> Data supplied:
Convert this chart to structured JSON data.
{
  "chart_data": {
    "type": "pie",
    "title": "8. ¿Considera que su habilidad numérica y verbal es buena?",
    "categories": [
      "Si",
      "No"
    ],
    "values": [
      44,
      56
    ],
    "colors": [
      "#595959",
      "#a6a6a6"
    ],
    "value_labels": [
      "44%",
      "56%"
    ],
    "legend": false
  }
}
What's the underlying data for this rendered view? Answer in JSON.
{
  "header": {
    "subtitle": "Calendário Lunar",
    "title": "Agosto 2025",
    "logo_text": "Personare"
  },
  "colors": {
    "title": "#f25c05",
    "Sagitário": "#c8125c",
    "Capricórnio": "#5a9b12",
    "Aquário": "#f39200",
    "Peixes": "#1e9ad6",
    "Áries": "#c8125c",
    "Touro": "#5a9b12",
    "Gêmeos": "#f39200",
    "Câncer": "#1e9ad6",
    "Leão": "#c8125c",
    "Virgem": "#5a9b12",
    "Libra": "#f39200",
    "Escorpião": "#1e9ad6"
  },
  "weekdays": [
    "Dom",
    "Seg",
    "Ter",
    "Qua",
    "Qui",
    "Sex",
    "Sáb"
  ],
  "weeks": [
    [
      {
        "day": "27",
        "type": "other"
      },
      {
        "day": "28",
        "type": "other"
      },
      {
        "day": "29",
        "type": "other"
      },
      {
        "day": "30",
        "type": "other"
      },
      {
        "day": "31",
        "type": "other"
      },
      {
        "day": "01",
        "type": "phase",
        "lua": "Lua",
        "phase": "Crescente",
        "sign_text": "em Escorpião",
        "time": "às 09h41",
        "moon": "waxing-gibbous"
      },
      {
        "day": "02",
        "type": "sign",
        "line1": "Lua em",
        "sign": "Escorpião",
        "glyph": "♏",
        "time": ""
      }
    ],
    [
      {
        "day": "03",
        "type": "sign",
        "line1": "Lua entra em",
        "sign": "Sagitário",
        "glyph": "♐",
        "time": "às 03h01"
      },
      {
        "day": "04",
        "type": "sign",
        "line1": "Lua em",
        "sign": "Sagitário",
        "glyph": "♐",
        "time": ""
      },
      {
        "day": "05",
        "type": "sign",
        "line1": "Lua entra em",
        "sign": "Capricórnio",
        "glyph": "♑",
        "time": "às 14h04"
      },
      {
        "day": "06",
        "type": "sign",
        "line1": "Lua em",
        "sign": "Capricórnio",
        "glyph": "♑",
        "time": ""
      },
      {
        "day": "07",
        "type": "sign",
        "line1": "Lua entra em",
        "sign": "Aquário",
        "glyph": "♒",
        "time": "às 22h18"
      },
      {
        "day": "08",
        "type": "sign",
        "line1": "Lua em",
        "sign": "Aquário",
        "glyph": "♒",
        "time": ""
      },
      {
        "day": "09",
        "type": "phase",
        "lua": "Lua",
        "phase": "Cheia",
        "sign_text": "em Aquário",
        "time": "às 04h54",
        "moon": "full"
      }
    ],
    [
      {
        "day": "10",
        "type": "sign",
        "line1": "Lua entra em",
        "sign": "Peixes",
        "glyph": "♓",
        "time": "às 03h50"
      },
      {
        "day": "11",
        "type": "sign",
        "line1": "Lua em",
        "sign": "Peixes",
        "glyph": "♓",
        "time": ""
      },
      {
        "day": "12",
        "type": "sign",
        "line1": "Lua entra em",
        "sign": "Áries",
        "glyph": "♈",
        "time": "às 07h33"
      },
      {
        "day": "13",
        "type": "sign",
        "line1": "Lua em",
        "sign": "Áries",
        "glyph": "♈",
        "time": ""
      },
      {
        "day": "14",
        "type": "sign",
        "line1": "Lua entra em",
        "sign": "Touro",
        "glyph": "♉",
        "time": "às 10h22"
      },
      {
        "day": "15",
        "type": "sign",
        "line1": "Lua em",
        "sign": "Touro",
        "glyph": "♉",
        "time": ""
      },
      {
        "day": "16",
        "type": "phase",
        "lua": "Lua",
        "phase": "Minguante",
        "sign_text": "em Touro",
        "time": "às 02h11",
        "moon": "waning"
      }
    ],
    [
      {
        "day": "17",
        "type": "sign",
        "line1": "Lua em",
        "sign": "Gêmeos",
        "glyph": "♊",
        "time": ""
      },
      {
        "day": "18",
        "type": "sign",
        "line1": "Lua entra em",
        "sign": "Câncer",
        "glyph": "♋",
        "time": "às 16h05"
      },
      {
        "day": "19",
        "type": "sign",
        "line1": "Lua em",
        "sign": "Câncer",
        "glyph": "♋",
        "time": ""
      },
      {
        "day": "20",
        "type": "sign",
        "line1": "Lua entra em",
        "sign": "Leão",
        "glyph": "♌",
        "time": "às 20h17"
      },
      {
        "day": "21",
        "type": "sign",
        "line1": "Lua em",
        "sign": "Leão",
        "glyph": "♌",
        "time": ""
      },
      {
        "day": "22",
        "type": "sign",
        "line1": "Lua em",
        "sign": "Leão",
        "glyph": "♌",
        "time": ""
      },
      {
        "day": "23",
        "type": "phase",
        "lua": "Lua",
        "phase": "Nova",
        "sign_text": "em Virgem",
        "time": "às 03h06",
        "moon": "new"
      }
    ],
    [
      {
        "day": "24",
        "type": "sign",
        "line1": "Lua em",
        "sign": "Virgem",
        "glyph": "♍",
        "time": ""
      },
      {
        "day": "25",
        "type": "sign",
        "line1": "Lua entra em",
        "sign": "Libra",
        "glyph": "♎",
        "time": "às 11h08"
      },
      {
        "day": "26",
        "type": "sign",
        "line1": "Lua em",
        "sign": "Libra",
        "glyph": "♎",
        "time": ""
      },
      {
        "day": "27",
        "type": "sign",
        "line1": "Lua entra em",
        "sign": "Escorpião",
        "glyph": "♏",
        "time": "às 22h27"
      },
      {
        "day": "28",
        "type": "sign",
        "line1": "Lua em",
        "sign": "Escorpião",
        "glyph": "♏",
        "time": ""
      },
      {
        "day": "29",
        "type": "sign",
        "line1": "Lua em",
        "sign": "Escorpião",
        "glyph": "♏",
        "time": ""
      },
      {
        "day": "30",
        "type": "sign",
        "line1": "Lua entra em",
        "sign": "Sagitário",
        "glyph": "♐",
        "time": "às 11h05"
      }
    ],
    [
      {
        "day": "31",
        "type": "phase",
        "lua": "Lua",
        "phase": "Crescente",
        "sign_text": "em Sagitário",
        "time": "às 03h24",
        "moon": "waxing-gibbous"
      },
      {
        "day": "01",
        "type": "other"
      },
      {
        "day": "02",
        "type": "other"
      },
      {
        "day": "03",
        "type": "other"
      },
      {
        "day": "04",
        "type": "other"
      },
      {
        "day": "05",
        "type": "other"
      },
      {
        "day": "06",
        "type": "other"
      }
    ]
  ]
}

> Problem:
From the entries above, pull out each line that includes "Touro".

> Solution for this task:
    "Touro": "#5a9b12",
        "sign": "Touro",
        "sign": "Touro",
        "sign_text": "em Touro",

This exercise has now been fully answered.